MATERIAL PROVIDED ->

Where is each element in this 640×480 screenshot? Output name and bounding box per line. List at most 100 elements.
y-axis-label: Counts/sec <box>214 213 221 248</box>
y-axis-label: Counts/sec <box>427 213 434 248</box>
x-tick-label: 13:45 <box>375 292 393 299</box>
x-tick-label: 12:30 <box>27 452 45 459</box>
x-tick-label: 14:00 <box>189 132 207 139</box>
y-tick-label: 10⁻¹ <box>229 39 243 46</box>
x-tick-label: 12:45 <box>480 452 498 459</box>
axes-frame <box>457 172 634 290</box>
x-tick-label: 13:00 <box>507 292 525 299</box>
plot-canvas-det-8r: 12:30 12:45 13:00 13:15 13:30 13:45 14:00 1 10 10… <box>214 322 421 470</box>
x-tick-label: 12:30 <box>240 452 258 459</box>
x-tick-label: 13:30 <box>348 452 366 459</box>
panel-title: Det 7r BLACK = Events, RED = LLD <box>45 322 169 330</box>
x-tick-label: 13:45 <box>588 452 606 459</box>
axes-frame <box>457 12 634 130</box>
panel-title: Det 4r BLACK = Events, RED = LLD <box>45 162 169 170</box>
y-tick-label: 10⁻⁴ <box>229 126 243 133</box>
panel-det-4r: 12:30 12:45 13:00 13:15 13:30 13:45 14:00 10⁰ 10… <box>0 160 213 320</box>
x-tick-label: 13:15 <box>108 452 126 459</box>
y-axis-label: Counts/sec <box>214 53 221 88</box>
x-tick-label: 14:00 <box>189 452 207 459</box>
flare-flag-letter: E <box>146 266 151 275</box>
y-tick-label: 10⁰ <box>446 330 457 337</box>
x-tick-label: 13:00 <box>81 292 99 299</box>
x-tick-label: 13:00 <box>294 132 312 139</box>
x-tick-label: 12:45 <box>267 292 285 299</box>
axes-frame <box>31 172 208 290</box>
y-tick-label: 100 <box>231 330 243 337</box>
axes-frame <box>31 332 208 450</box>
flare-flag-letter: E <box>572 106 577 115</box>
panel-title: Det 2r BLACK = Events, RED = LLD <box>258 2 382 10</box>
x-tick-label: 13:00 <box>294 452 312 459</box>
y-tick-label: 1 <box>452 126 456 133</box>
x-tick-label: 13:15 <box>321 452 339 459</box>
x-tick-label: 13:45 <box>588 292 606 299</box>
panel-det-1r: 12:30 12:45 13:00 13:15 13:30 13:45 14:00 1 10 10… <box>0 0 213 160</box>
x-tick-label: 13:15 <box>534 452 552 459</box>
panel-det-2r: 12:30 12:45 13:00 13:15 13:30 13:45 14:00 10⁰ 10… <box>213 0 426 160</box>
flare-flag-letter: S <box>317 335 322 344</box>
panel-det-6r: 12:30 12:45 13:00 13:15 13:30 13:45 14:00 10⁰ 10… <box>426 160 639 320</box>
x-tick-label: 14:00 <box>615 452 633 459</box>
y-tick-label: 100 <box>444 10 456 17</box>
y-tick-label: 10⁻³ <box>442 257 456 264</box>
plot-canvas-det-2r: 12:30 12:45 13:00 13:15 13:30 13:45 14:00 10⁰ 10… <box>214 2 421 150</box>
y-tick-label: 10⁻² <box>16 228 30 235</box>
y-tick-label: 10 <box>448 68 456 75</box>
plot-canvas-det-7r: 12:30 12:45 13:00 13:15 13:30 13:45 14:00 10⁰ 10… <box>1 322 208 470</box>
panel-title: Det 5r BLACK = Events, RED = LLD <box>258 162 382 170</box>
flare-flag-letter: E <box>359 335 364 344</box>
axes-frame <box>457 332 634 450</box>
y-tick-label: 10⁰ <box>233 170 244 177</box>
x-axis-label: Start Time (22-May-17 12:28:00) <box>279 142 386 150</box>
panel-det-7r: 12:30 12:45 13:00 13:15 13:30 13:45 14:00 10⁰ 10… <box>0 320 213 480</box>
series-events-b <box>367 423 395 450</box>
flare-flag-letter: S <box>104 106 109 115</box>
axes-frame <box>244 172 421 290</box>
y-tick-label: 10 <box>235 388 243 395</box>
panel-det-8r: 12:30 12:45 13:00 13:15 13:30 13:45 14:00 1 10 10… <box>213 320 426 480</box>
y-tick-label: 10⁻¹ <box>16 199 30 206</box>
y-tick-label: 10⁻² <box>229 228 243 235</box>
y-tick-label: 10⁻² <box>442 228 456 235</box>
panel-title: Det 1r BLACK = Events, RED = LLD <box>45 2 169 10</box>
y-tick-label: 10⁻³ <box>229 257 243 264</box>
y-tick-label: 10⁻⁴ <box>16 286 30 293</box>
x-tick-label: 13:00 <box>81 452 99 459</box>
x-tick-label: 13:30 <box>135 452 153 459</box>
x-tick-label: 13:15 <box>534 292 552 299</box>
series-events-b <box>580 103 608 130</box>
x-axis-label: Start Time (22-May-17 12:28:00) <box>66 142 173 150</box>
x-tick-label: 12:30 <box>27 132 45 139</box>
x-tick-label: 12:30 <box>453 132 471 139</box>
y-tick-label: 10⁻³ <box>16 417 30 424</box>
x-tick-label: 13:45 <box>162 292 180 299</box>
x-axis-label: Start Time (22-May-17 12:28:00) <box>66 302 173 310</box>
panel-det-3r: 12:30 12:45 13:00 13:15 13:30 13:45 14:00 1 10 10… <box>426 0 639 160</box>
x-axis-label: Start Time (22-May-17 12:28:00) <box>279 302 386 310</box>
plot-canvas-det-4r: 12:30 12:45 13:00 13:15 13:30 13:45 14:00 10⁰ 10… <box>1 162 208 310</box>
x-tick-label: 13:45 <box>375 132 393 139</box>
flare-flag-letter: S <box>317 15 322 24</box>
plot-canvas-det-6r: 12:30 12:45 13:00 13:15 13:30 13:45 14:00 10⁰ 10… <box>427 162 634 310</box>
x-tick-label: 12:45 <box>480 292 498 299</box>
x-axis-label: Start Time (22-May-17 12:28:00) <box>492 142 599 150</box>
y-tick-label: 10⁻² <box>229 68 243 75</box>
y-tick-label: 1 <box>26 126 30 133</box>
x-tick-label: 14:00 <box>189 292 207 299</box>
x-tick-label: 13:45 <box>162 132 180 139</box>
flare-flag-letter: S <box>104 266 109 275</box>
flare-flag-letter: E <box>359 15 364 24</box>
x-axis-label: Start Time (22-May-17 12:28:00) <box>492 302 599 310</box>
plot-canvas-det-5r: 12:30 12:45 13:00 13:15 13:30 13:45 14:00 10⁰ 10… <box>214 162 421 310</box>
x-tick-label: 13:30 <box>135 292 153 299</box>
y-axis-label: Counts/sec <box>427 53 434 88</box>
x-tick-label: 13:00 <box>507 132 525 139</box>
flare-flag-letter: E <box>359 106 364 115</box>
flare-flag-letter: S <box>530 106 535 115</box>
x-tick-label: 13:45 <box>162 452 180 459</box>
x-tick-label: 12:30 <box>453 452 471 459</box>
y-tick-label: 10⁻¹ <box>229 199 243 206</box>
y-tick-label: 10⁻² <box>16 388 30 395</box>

WRITTEN INSTRUCTION -> Give the entries from their first line through the line containing "x-tick-label: 14:00 <box>615" as a Markdown table with the columns Row and Text. Number each line in Row, put the line in Text, and leave out blank lines.

EXERCISE ANSWER ->
| Row | Text |
|---|---|
| 1 | Where is each element in this 640×480 screenshot? Output name and bounding box per line. List at most 100 elements. |
| 2 | y-axis-label: Counts/sec <box>214 213 221 248</box> |
| 3 | y-axis-label: Counts/sec <box>427 213 434 248</box> |
| 4 | x-tick-label: 13:45 <box>375 292 393 299</box> |
| 5 | x-tick-label: 12:30 <box>27 452 45 459</box> |
| 6 | x-tick-label: 14:00 <box>189 132 207 139</box> |
| 7 | y-tick-label: 10⁻¹ <box>229 39 243 46</box> |
| 8 | x-tick-label: 12:45 <box>480 452 498 459</box> |
| 9 | axes-frame <box>457 172 634 290</box> |
| 10 | x-tick-label: 13:00 <box>507 292 525 299</box> |
| 11 | plot-canvas-det-8r: 12:30 12:45 13:00 13:15 13:30 13:45 14:00 1 10 10… <box>214 322 421 470</box> |
| 12 | x-tick-label: 12:30 <box>240 452 258 459</box> |
| 13 | x-tick-label: 13:30 <box>348 452 366 459</box> |
| 14 | panel-title: Det 7r BLACK = Events, RED = LLD <box>45 322 169 330</box> |
| 15 | x-tick-label: 13:45 <box>588 452 606 459</box> |
| 16 | axes-frame <box>457 12 634 130</box> |
| 17 | panel-title: Det 4r BLACK = Events, RED = LLD <box>45 162 169 170</box> |
| 18 | y-tick-label: 10⁻⁴ <box>229 126 243 133</box> |
| 19 | panel-det-4r: 12:30 12:45 13:00 13:15 13:30 13:45 14:00 10⁰ 10… <box>0 160 213 320</box> |
| 20 | x-tick-label: 13:15 <box>108 452 126 459</box> |
| 21 | y-axis-label: Counts/sec <box>214 53 221 88</box> |
| 22 | x-tick-label: 14:00 <box>189 452 207 459</box> |
| 23 | flare-flag-letter: E <box>146 266 151 275</box> |
| 24 | y-tick-label: 10⁰ <box>446 330 457 337</box> |
| 25 | x-tick-label: 13:00 <box>81 292 99 299</box> |
| 26 | x-tick-label: 13:00 <box>294 132 312 139</box> |
| 27 | x-tick-label: 12:45 <box>267 292 285 299</box> |
| 28 | axes-frame <box>31 172 208 290</box> |
| 29 | y-tick-label: 100 <box>231 330 243 337</box> |
| 30 | axes-frame <box>31 332 208 450</box> |
| 31 | flare-flag-letter: E <box>572 106 577 115</box> |
| 32 | panel-title: Det 2r BLACK = Events, RED = LLD <box>258 2 382 10</box> |
| 33 | x-tick-label: 13:00 <box>294 452 312 459</box> |
| 34 | y-tick-label: 1 <box>452 126 456 133</box> |
| 35 | x-tick-label: 13:15 <box>321 452 339 459</box> |
| 36 | x-tick-label: 13:45 <box>588 292 606 299</box> |
| 37 | panel-det-1r: 12:30 12:45 13:00 13:15 13:30 13:45 14:00 1 10 10… <box>0 0 213 160</box> |
| 38 | x-tick-label: 13:15 <box>534 452 552 459</box> |
| 39 | panel-det-2r: 12:30 12:45 13:00 13:15 13:30 13:45 14:00 10⁰ 10… <box>213 0 426 160</box> |
| 40 | flare-flag-letter: S <box>317 335 322 344</box> |
| 41 | panel-det-6r: 12:30 12:45 13:00 13:15 13:30 13:45 14:00 10⁰ 10… <box>426 160 639 320</box> |
| 42 | x-tick-label: 14:00 <box>615 452 633 459</box> |